▶ Work to be completed:
In the items below, copy out word for word the lines from the one containing "x-axis-title: Normal stress" through the one containing "619, 1268, 649]", including both of those lines.

▶ Raw data:
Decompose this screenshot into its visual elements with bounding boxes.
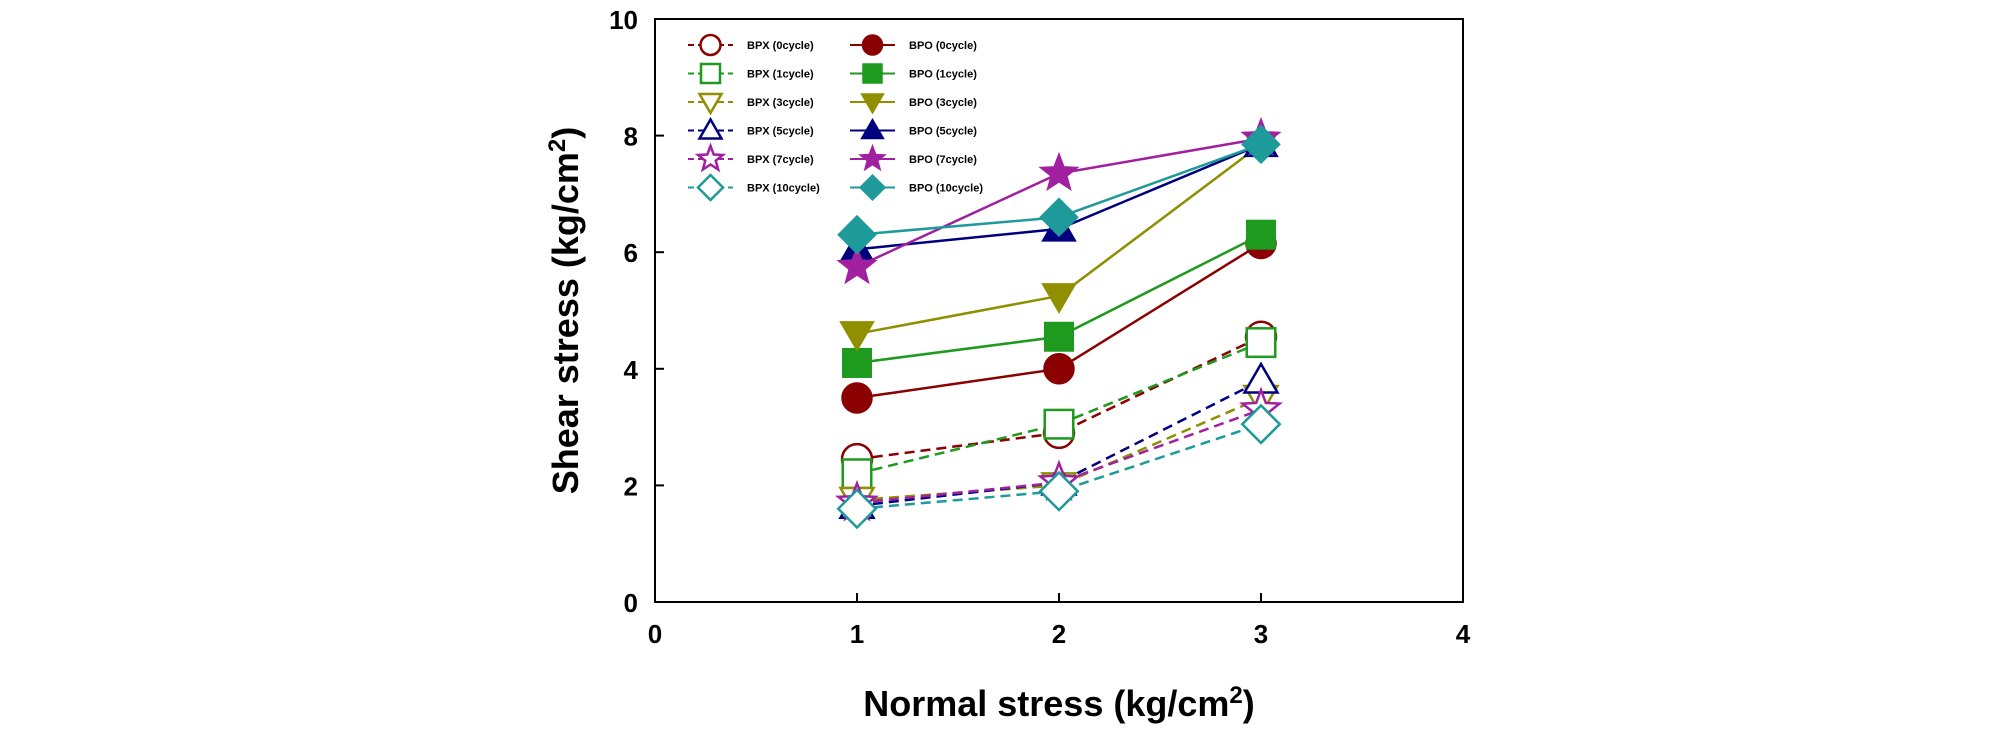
x-axis-title: Normal stress (kg/cm2)	[863, 682, 1255, 725]
data-point-bpo-3cycle-1	[1041, 283, 1077, 314]
series-bpo-0cycle	[841, 227, 1277, 414]
legend-label: BPO (5cycle)	[909, 126, 977, 138]
x-tick-label: 3	[1254, 619, 1268, 649]
legend-marker	[860, 118, 885, 140]
legend-item-bpo-7cycle: BPO (7cycle)	[850, 143, 977, 172]
legend-marker	[699, 33, 722, 57]
legend-marker	[697, 117, 724, 140]
legend-item-bpo-1cycle: BPO (1cycle)	[850, 63, 977, 84]
legend-label: BPX (7cycle)	[747, 154, 814, 166]
legend-item-bpx-10cycle: BPX (10cycle)	[688, 173, 820, 202]
data-point-bpo-3cycle-0	[839, 321, 875, 352]
legend-label: BPX (3cycle)	[747, 97, 814, 109]
data-point-bpx-1cycle-1	[1043, 408, 1075, 440]
series-layer	[835, 116, 1283, 530]
legend-item-bpx-3cycle: BPX (3cycle)	[688, 92, 814, 116]
series-bpx-1cycle	[841, 327, 1277, 490]
legend-item-bpo-3cycle: BPO (3cycle)	[850, 93, 977, 115]
data-point-bpo-0cycle-1	[1043, 353, 1075, 385]
legend-marker	[860, 93, 885, 115]
series-bpx-10cycle	[836, 403, 1282, 530]
data-point-bpo-10cycle-0	[837, 214, 877, 255]
legend: BPX (0cycle) BPX (1cycle) BPX (3cycle) BPX …	[688, 33, 983, 202]
legend-marker	[862, 63, 883, 84]
data-point-bpx-1cycle-2	[1245, 327, 1277, 359]
x-tick-label: 4	[1456, 619, 1471, 649]
legend-label: BPO (10cycle)	[909, 183, 983, 195]
data-point-bpo-0cycle-0	[841, 382, 873, 414]
y-tick-label: 6	[624, 238, 638, 268]
legend-label: BPX (5cycle)	[747, 126, 814, 138]
legend-label: BPX (1cycle)	[747, 69, 814, 81]
data-point-bpo-1cycle-2	[1246, 219, 1276, 250]
y-tick-label: 10	[609, 5, 638, 35]
x-axis: 0 1 2 3 4	[648, 593, 1471, 649]
data-point-bpo-10cycle-1	[1039, 197, 1079, 238]
series-line-bpx-10cycle	[856, 422, 1262, 510]
legend-label: BPO (7cycle)	[909, 154, 977, 166]
data-point-bpo-10cycle-2	[1241, 124, 1281, 165]
y-tick-label: 4	[624, 355, 639, 385]
data-point-bpx-10cycle-0	[836, 488, 878, 530]
x-tick-label: 0	[648, 619, 662, 649]
series-line-bpx-5cycle	[856, 379, 1262, 508]
legend-label: BPX (10cycle)	[747, 183, 820, 195]
data-point-bpo-7cycle-1	[1038, 151, 1080, 191]
legend-item-bpo-10cycle: BPO (10cycle)	[850, 173, 983, 202]
legend-item-bpo-0cycle: BPO (0cycle)	[850, 34, 977, 56]
legend-item-bpx-5cycle: BPX (5cycle)	[688, 117, 814, 140]
legend-marker	[699, 62, 722, 85]
data-point-bpo-7cycle-0	[836, 245, 878, 285]
y-axis-title: Shear stress (kg/cm2)	[544, 127, 587, 495]
data-point-bpx-10cycle-1	[1038, 470, 1080, 512]
series-bpo-10cycle	[837, 124, 1281, 255]
legend-label: BPO (3cycle)	[909, 97, 977, 109]
x-tick-label: 1	[850, 619, 864, 649]
series-bpo-1cycle	[842, 219, 1276, 378]
series-line-bpx-1cycle	[856, 341, 1262, 475]
series-line-bpx-7cycle	[856, 408, 1262, 505]
legend-marker	[697, 92, 724, 116]
legend-item-bpx-0cycle: BPX (0cycle)	[688, 33, 814, 57]
data-point-bpo-1cycle-0	[842, 347, 872, 378]
legend-label: BPX (0cycle)	[747, 40, 814, 52]
legend-item-bpx-7cycle: BPX (7cycle)	[688, 142, 814, 173]
legend-marker	[861, 34, 884, 56]
data-point-bpo-1cycle-1	[1044, 321, 1074, 352]
legend-item-bpx-1cycle: BPX (1cycle)	[688, 62, 814, 85]
legend-marker	[858, 143, 887, 172]
legend-label: BPO (1cycle)	[909, 69, 977, 81]
x-tick-label: 2	[1052, 619, 1066, 649]
data-point-bpx-10cycle-2	[1240, 403, 1282, 445]
legend-marker	[694, 142, 727, 173]
y-tick-label: 2	[624, 471, 638, 501]
legend-marker	[696, 173, 725, 202]
legend-label: BPO (0cycle)	[909, 40, 977, 52]
y-axis: 0 2 4 6 8 10	[609, 5, 664, 618]
y-tick-label: 8	[624, 122, 638, 152]
y-tick-label: 0	[624, 588, 638, 618]
legend-marker	[858, 173, 887, 202]
legend-item-bpo-5cycle: BPO (5cycle)	[850, 118, 977, 140]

▶ Exercise answer:
x-axis-title: Normal stress (kg/cm2)	[863, 682, 1255, 725]
data-point-bpo-3cycle-1	[1041, 283, 1077, 314]
series-bpo-0cycle	[841, 227, 1277, 414]
legend-label: BPO (5cycle)	[909, 126, 977, 138]
x-tick-label: 3	[1254, 619, 1268, 649]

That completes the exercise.